WHAT THE TASK REQUIRES.
Your task is to repeat the entries exactly. Leave the pictures out.
--------------------
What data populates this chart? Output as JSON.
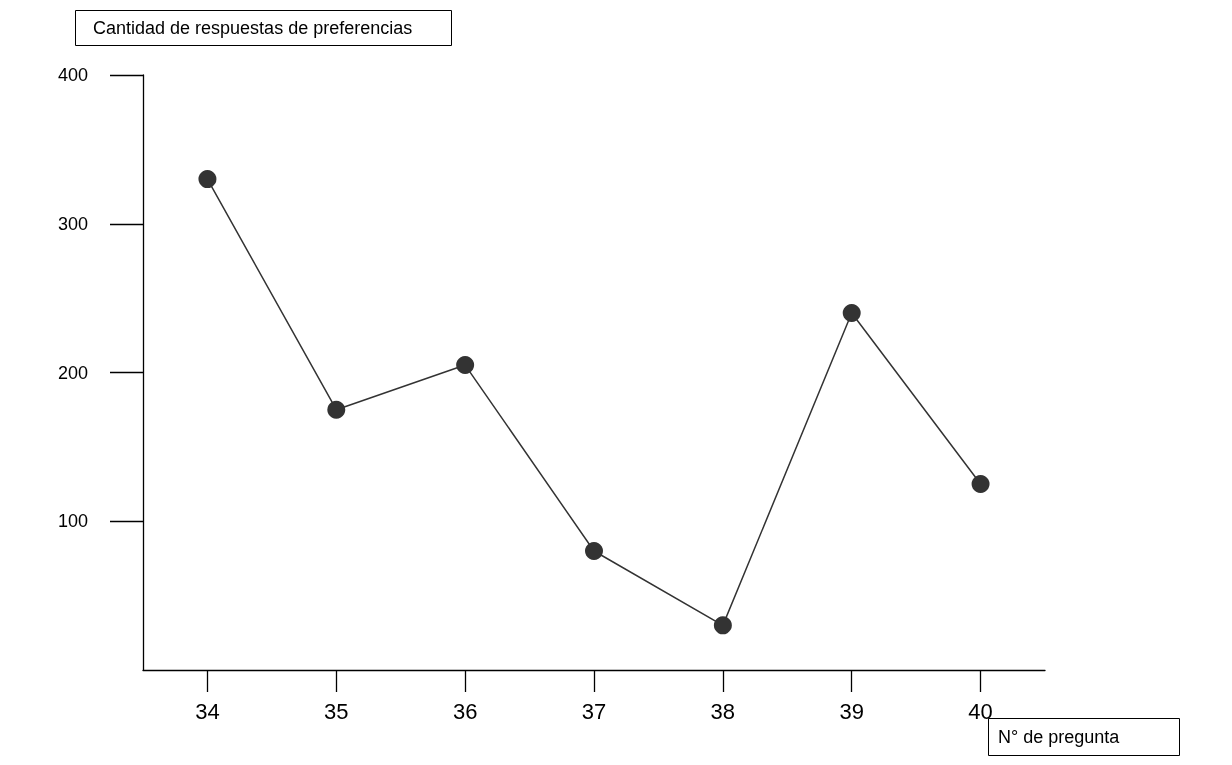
{
  "chart_data": {
    "type": "line",
    "xlabel": "N° de pregunta",
    "ylabel": "Cantidad de respuestas de preferencias",
    "categories": [
      "34",
      "35",
      "36",
      "37",
      "38",
      "39",
      "40"
    ],
    "series": [
      {
        "color": "#333333",
        "values": [
          330,
          175,
          205,
          80,
          30,
          240,
          125
        ]
      }
    ],
    "ylim": [
      0,
      400
    ],
    "yticks": [
      100,
      200,
      300,
      400
    ],
    "grid": false,
    "marker": "circle",
    "line_style": "solid"
  }
}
--------------------
THE RESULT.
What data populates this chart? Output as JSON.
{
  "chart_data": {
    "type": "line",
    "xlabel": "N° de pregunta",
    "ylabel": "Cantidad de respuestas de preferencias",
    "categories": [
      "34",
      "35",
      "36",
      "37",
      "38",
      "39",
      "40"
    ],
    "series": [
      {
        "color": "#333333",
        "values": [
          330,
          175,
          205,
          80,
          30,
          240,
          125
        ]
      }
    ],
    "ylim": [
      0,
      400
    ],
    "yticks": [
      100,
      200,
      300,
      400
    ],
    "grid": false,
    "marker": "circle",
    "line_style": "solid"
  }
}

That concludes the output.